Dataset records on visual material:
— START —

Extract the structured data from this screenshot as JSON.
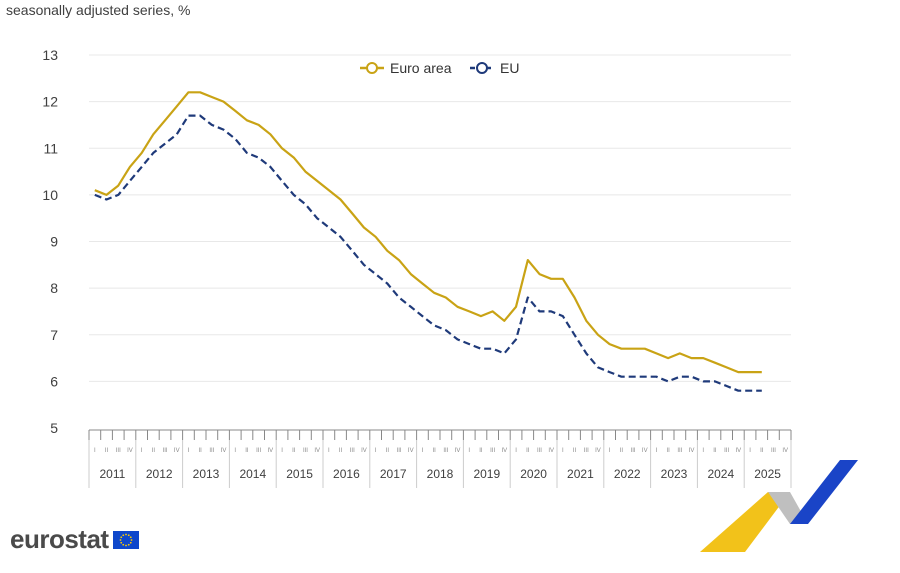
{
  "subtitle": "seasonally adjusted series, %",
  "logo": {
    "text": "eurostat"
  },
  "colors": {
    "euro_area": "#c9a315",
    "eu": "#1f3a7a",
    "grid": "#e8e8e8",
    "axis_text": "#404040",
    "flag_bg": "#0e47cb",
    "flag_star": "#ffcc00",
    "deco_yellow": "#f2c21a",
    "deco_blue": "#1a44c7",
    "deco_grey": "#bfbfbf"
  },
  "chart_data": {
    "type": "line",
    "title": "",
    "xlabel": "",
    "ylabel": "",
    "ylim": [
      5,
      13
    ],
    "yticks": [
      5,
      6,
      7,
      8,
      9,
      10,
      11,
      12,
      13
    ],
    "grid": true,
    "legend": "top-center",
    "x_unit": "quarter",
    "x_start": "2011-Q1",
    "years": [
      "2011",
      "2012",
      "2013",
      "2014",
      "2015",
      "2016",
      "2017",
      "2018",
      "2019",
      "2020",
      "2021",
      "2022",
      "2023",
      "2024",
      "2025"
    ],
    "quarter_labels": [
      "I",
      "II",
      "III",
      "IV"
    ],
    "x": [
      "2011-Q1",
      "2011-Q2",
      "2011-Q3",
      "2011-Q4",
      "2012-Q1",
      "2012-Q2",
      "2012-Q3",
      "2012-Q4",
      "2013-Q1",
      "2013-Q2",
      "2013-Q3",
      "2013-Q4",
      "2014-Q1",
      "2014-Q2",
      "2014-Q3",
      "2014-Q4",
      "2015-Q1",
      "2015-Q2",
      "2015-Q3",
      "2015-Q4",
      "2016-Q1",
      "2016-Q2",
      "2016-Q3",
      "2016-Q4",
      "2017-Q1",
      "2017-Q2",
      "2017-Q3",
      "2017-Q4",
      "2018-Q1",
      "2018-Q2",
      "2018-Q3",
      "2018-Q4",
      "2019-Q1",
      "2019-Q2",
      "2019-Q3",
      "2019-Q4",
      "2020-Q1",
      "2020-Q2",
      "2020-Q3",
      "2020-Q4",
      "2021-Q1",
      "2021-Q2",
      "2021-Q3",
      "2021-Q4",
      "2022-Q1",
      "2022-Q2",
      "2022-Q3",
      "2022-Q4",
      "2023-Q1",
      "2023-Q2",
      "2023-Q3",
      "2023-Q4",
      "2024-Q1",
      "2024-Q2",
      "2024-Q3",
      "2024-Q4",
      "2025-Q1",
      "2025-Q2"
    ],
    "series": [
      {
        "name": "Euro area",
        "marker": "circle",
        "dash": "solid",
        "values": [
          10.1,
          10.0,
          10.2,
          10.6,
          10.9,
          11.3,
          11.6,
          11.9,
          12.2,
          12.2,
          12.1,
          12.0,
          11.8,
          11.6,
          11.5,
          11.3,
          11.0,
          10.8,
          10.5,
          10.3,
          10.1,
          9.9,
          9.6,
          9.3,
          9.1,
          8.8,
          8.6,
          8.3,
          8.1,
          7.9,
          7.8,
          7.6,
          7.5,
          7.4,
          7.5,
          7.3,
          7.6,
          8.6,
          8.3,
          8.2,
          8.2,
          7.8,
          7.3,
          7.0,
          6.8,
          6.7,
          6.7,
          6.7,
          6.6,
          6.5,
          6.6,
          6.5,
          6.5,
          6.4,
          6.3,
          6.2,
          6.2,
          6.2
        ]
      },
      {
        "name": "EU",
        "marker": "circle",
        "dash": "dashed",
        "values": [
          10.0,
          9.9,
          10.0,
          10.3,
          10.6,
          10.9,
          11.1,
          11.3,
          11.7,
          11.7,
          11.5,
          11.4,
          11.2,
          10.9,
          10.8,
          10.6,
          10.3,
          10.0,
          9.8,
          9.5,
          9.3,
          9.1,
          8.8,
          8.5,
          8.3,
          8.1,
          7.8,
          7.6,
          7.4,
          7.2,
          7.1,
          6.9,
          6.8,
          6.7,
          6.7,
          6.6,
          6.9,
          7.8,
          7.5,
          7.5,
          7.4,
          7.0,
          6.6,
          6.3,
          6.2,
          6.1,
          6.1,
          6.1,
          6.1,
          6.0,
          6.1,
          6.1,
          6.0,
          6.0,
          5.9,
          5.8,
          5.8,
          5.8
        ]
      }
    ]
  }
}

— END —

§ **Exercise description**: Which lines contain "series"? Copy each of them.

§ **Written response**:
  "subtitle": "seasonally adjusted series, %",
    "series": [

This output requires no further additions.